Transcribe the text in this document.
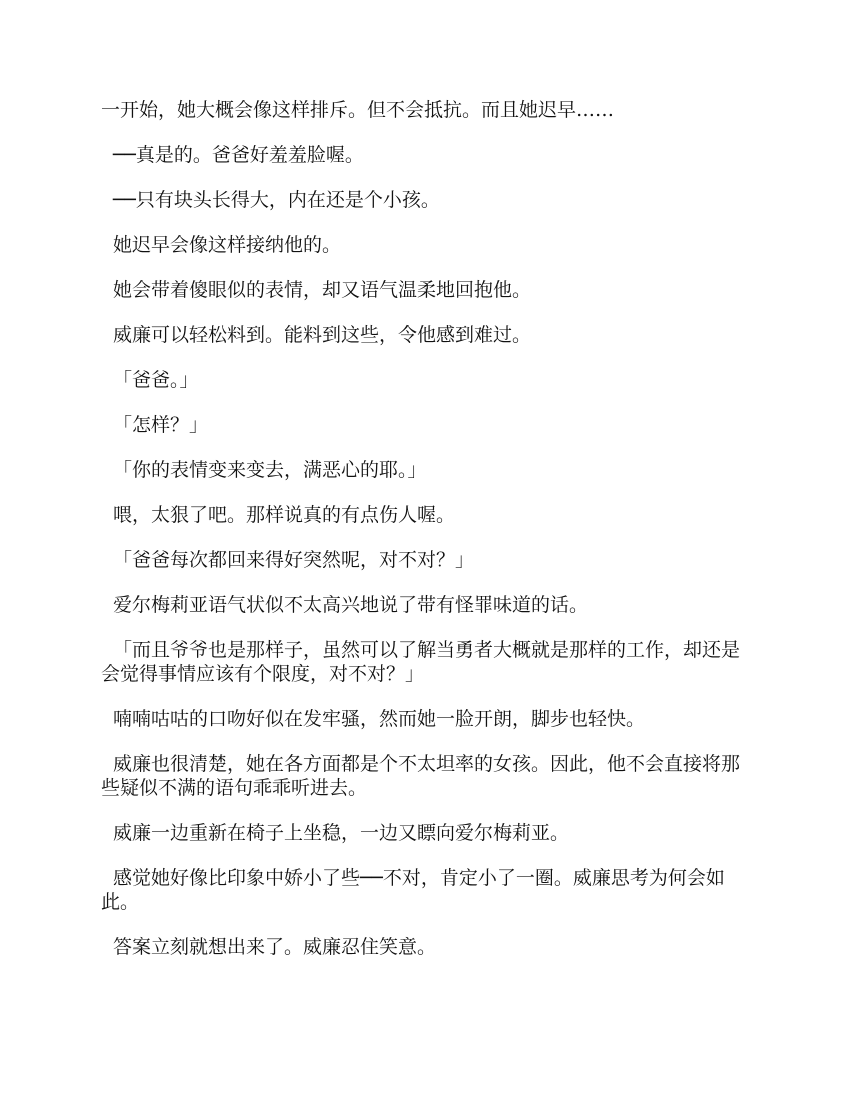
一开始，她大概会像这样排斥。但不会抵抗。而且她迟早……

──真是的。爸爸好羞羞脸喔。

──只有块头长得大，内在还是个小孩。

她迟早会像这样接纳他的。

她会带着傻眼似的表情，却又语气温柔地回抱他。

威廉可以轻松料到。能料到这些，令他感到难过。

「爸爸。」

「怎样？」

「你的表情变来变去，满恶心的耶。」

喂，太狠了吧。那样说真的有点伤人喔。

「爸爸每次都回来得好突然呢，对不对？」

爱尔梅莉亚语气状似不太高兴地说了带有怪罪味道的话。

「而且爷爷也是那样子，虽然可以了解当勇者大概就是那样的工作，却还是会觉得事情应该有个限度，对不对？」

喃喃咕咕的口吻好似在发牢骚，然而她一脸开朗，脚步也轻快。

威廉也很清楚，她在各方面都是个不太坦率的女孩。因此，他不会直接将那些疑似不满的语句乖乖听进去。

威廉一边重新在椅子上坐稳，一边又瞟向爱尔梅莉亚。

感觉她好像比印象中娇小了些──不对，肯定小了一圈。威廉思考为何会如此。

答案立刻就想出来了。威廉忍住笑意。
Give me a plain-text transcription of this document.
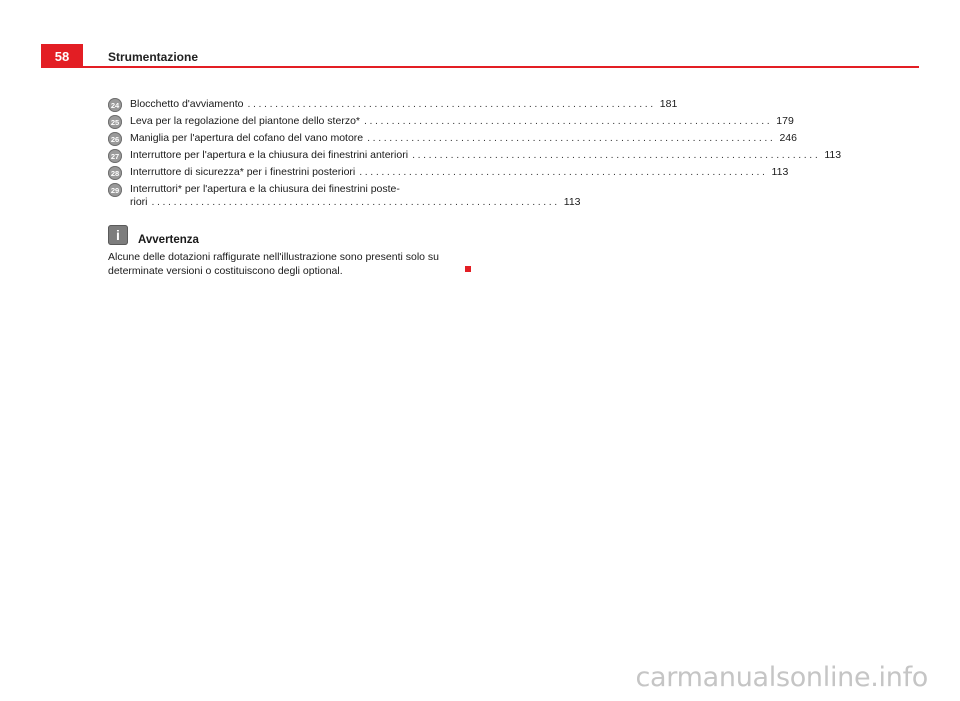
58	Strumentazione
24 Blocchetto d'avviamento .......................................................................... 181
25 Leva per la regolazione del piantone dello sterzo* .......................................................................... 179
26 Maniglia per l'apertura del cofano del vano motore .......................................................................... 246
27 Interruttore per l'apertura e la chiusura dei finestrini anteriori .......................................................................... 113
28 Interruttore di sicurezza* per i finestrini posteriori .......................................................................... 113
29 Interruttori* per l'apertura e la chiusura dei finestrini poste-
riori .......................................................................... 113
i	Avvertenza
Alcune delle dotazioni raffigurate nell'illustrazione sono presenti solo su determinate versioni o costituiscono degli optional.
carmanualsonline.info
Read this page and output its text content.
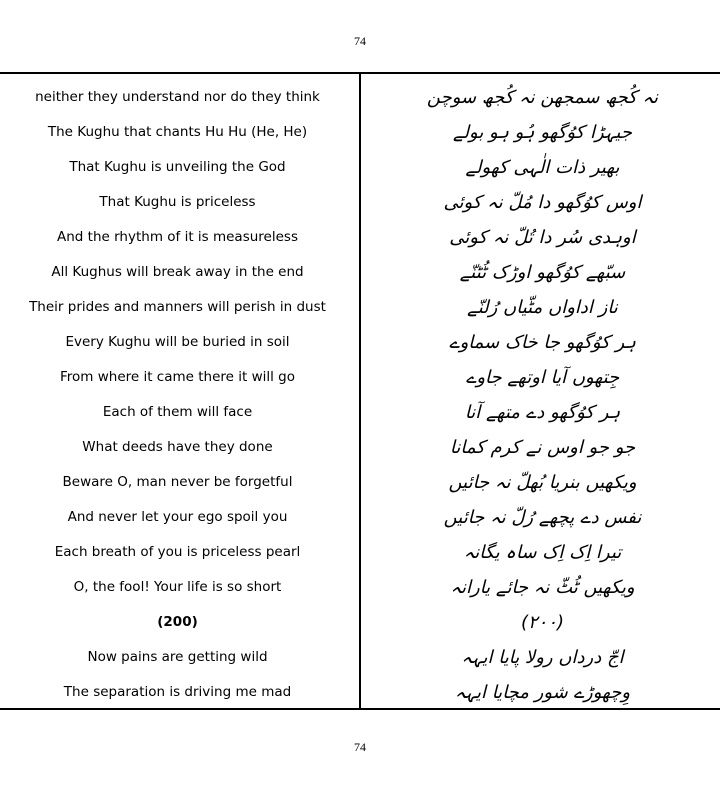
74
neither they understand nor do they think	نہ کُجھ سمجھن نہ کُجھ سوچن
The Kughu that chants Hu Hu (He, He)	جیہڑا کوُگھو ہُو ہو بولے
That Kughu is unveiling the God	بھیر ذات الٰہی کھولے
That Kughu is priceless	اوس کوُگھو دا مُلّ نہ کوئی
And the rhythm of it is measureless	اوہدی سُر دا تُلّ نہ کوئی
All Kughus will break away in the end	سبّھے کوُگھو اوڑک ٹُٹنّے
Their prides and manners will perish in dust	ناز اداواں مٹّیاں رُلنّے
Every Kughu will be buried in soil	ہر کوُگھو جا خاک سماوے
From where it came there it will go	جِتھوں آیا اوتھے جاوے
Each of them will face	ہر کوُگھو دے متھے آنا
What deeds have they done	جو جو اوس نے کرم کمانا
Beware O, man never be forgetful	ویکھیں بنریا بُھلّ نہ جائیں
And never let your ego spoil you	نفس دے پچھے رُلّ نہ جائیں
Each breath of you is priceless pearl	تیرا اِک اِک ساہ یگانہ
O, the fool! Your life is so short	ویکھیں ٹُٹّ نہ جائے یارانہ
(200)	(۲۰۰)
Now pains are getting wild	اجّ درداں رولا پایا ایہہ
The separation is driving me mad	وِچھوڑے شور مچایا ایہہ
74
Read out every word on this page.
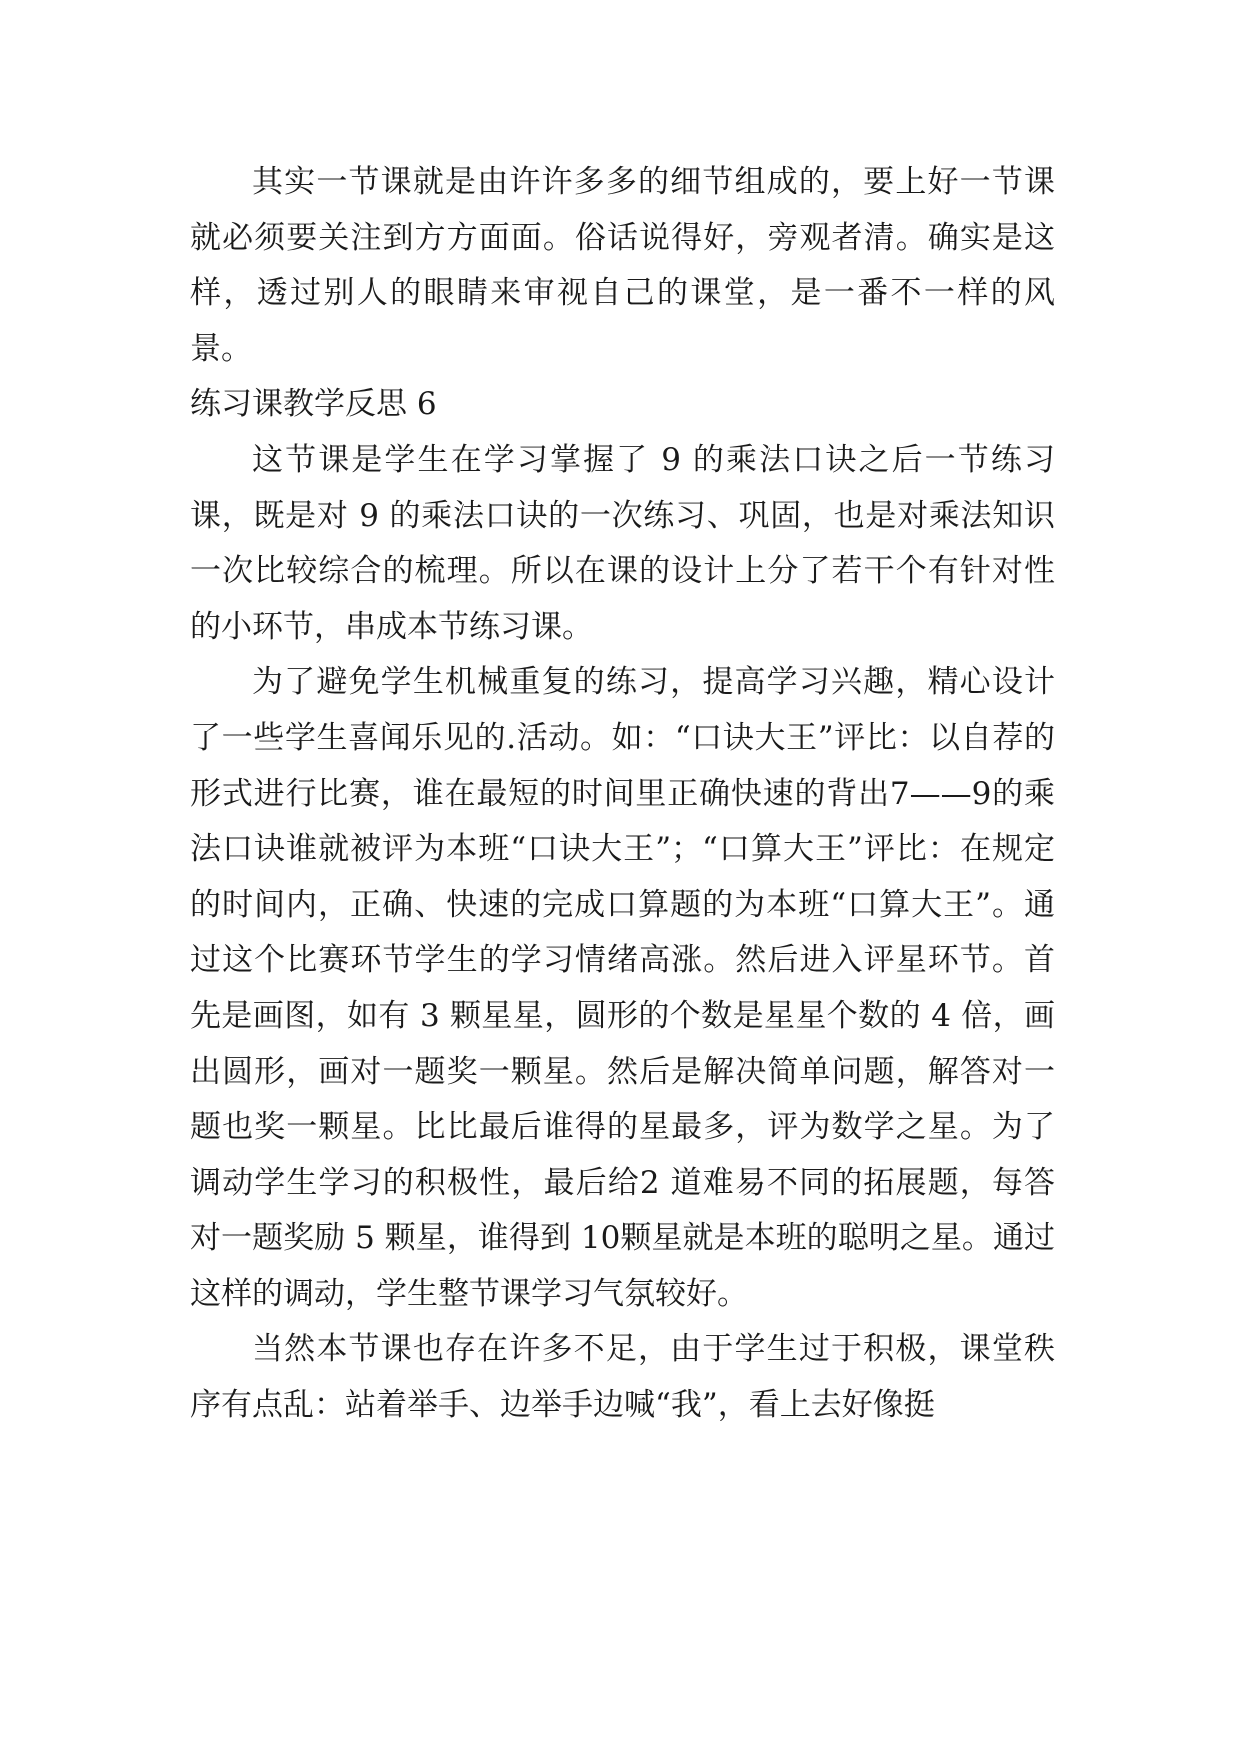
其实一节课就是由许许多多的细节组成的，要上好一节课就必须要关注到方方面面。俗话说得好，旁观者清。确实是这样，透过别人的眼睛来审视自己的课堂，是一番不一样的风景。

练习课教学反思 6

这节课是学生在学习掌握了 9 的乘法口诀之后一节练习课，既是对 9 的乘法口诀的一次练习、巩固，也是对乘法知识一次比较综合的梳理。所以在课的设计上分了若干个有针对性的小环节，串成本节练习课。

为了避免学生机械重复的练习，提高学习兴趣，精心设计了一些学生喜闻乐见的.活动。如：“口诀大王”评比：以自荐的形式进行比赛，谁在最短的时间里正确快速的背出7——9的乘法口诀谁就被评为本班“口诀大王”；“口算大王”评比：在规定的时间内，正确、快速的完成口算题的为本班“口算大王”。通过这个比赛环节学生的学习情绪高涨。然后进入评星环节。首先是画图，如有 3 颗星星，圆形的个数是星星个数的 4 倍，画出圆形，画对一题奖一颗星。然后是解决简单问题，解答对一题也奖一颗星。比比最后谁得的星最多，评为数学之星。为了调动学生学习的积极性，最后给2 道难易不同的拓展题，每答对一题奖励 5 颗星，谁得到 10颗星就是本班的聪明之星。通过这样的调动，学生整节课学习气氛较好。

当然本节课也存在许多不足，由于学生过于积极，课堂秩序有点乱：站着举手、边举手边喊“我”，看上去好像挺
__________________________________________________
Without including any pictures, print each record exactly.

Reply
Transcribe the text in this document.
一开始，她大概会像这样排斥。但不会抵抗。而且她迟早……

──真是的。爸爸好羞羞脸喔。

──只有块头长得大，内在还是个小孩。

她迟早会像这样接纳他的。

她会带着傻眼似的表情，却又语气温柔地回抱他。

威廉可以轻松料到。能料到这些，令他感到难过。

「爸爸。」

「怎样？」

「你的表情变来变去，满恶心的耶。」

喂，太狠了吧。那样说真的有点伤人喔。

「爸爸每次都回来得好突然呢，对不对？」

爱尔梅莉亚语气状似不太高兴地说了带有怪罪味道的话。

「而且爷爷也是那样子，虽然可以了解当勇者大概就是那样的工作，却还是会觉得事情应该有个限度，对不对？」

喃喃咕咕的口吻好似在发牢骚，然而她一脸开朗，脚步也轻快。

威廉也很清楚，她在各方面都是个不太坦率的女孩。因此，他不会直接将那些疑似不满的语句乖乖听进去。

威廉一边重新在椅子上坐稳，一边又瞟向爱尔梅莉亚。

感觉她好像比印象中娇小了些──不对，肯定小了一圈。威廉思考为何会如此。

答案立刻就想出来了。威廉忍住笑意。
Give me a plain-text transcription of this document.
58	Strumentazione
24 Blocchetto d'avviamento .......................................................................... 181
25 Leva per la regolazione del piantone dello sterzo* .......................................................................... 179
26 Maniglia per l'apertura del cofano del vano motore .......................................................................... 246
27 Interruttore per l'apertura e la chiusura dei finestrini anteriori .......................................................................... 113
28 Interruttore di sicurezza* per i finestrini posteriori .......................................................................... 113
29 Interruttori* per l'apertura e la chiusura dei finestrini poste-
riori .......................................................................... 113
i	Avvertenza
Alcune delle dotazioni raffigurate nell'illustrazione sono presenti solo su determinate versioni o costituiscono degli optional.
carmanualsonline.info
Read this page and output its text content.
74
neither they understand nor do they think	نہ کُجھ سمجھن نہ کُجھ سوچن
The Kughu that chants Hu Hu (He, He)	جیہڑا کوُگھو ہُو ہو بولے
That Kughu is unveiling the God	بھیر ذات الٰہی کھولے
That Kughu is priceless	اوس کوُگھو دا مُلّ نہ کوئی
And the rhythm of it is measureless	اوہدی سُر دا تُلّ نہ کوئی
All Kughus will break away in the end	سبّھے کوُگھو اوڑک ٹُٹنّے
Their prides and manners will perish in dust	ناز اداواں مٹّیاں رُلنّے
Every Kughu will be buried in soil	ہر کوُگھو جا خاک سماوے
From where it came there it will go	جِتھوں آیا اوتھے جاوے
Each of them will face	ہر کوُگھو دے متھے آنا
What deeds have they done	جو جو اوس نے کرم کمانا
Beware O, man never be forgetful	ویکھیں بنریا بُھلّ نہ جائیں
And never let your ego spoil you	نفس دے پچھے رُلّ نہ جائیں
Each breath of you is priceless pearl	تیرا اِک اِک ساہ یگانہ
O, the fool! Your life is so short	ویکھیں ٹُٹّ نہ جائے یارانہ
(200)	(۲۰۰)
Now pains are getting wild	اجّ درداں رولا پایا ایہہ
The separation is driving me mad	وِچھوڑے شور مچایا ایہہ
74
Read out every word on this page.
其实一节课就是由许许多多的细节组成的，要上好一节课就必须要关注到方方面面。俗话说得好，旁观者清。确实是这样，透过别人的眼睛来审视自己的课堂，是一番不一样的风景。

练习课教学反思 6

这节课是学生在学习掌握了 9 的乘法口诀之后一节练习课，既是对 9 的乘法口诀的一次练习、巩固，也是对乘法知识一次比较综合的梳理。所以在课的设计上分了若干个有针对性的小环节，串成本节练习课。

为了避免学生机械重复的练习，提高学习兴趣，精心设计了一些学生喜闻乐见的.活动。如：“口诀大王”评比：以自荐的形式进行比赛，谁在最短的时间里正确快速的背出7——9的乘法口诀谁就被评为本班“口诀大王”；“口算大王”评比：在规定的时间内，正确、快速的完成口算题的为本班“口算大王”。通过这个比赛环节学生的学习情绪高涨。然后进入评星环节。首先是画图，如有 3 颗星星，圆形的个数是星星个数的 4 倍，画出圆形，画对一题奖一颗星。然后是解决简单问题，解答对一题也奖一颗星。比比最后谁得的星最多，评为数学之星。为了调动学生学习的积极性，最后给2 道难易不同的拓展题，每答对一题奖励 5 颗星，谁得到 10颗星就是本班的聪明之星。通过这样的调动，学生整节课学习气氛较好。

当然本节课也存在许多不足，由于学生过于积极，课堂秩序有点乱：站着举手、边举手边喊“我”，看上去好像挺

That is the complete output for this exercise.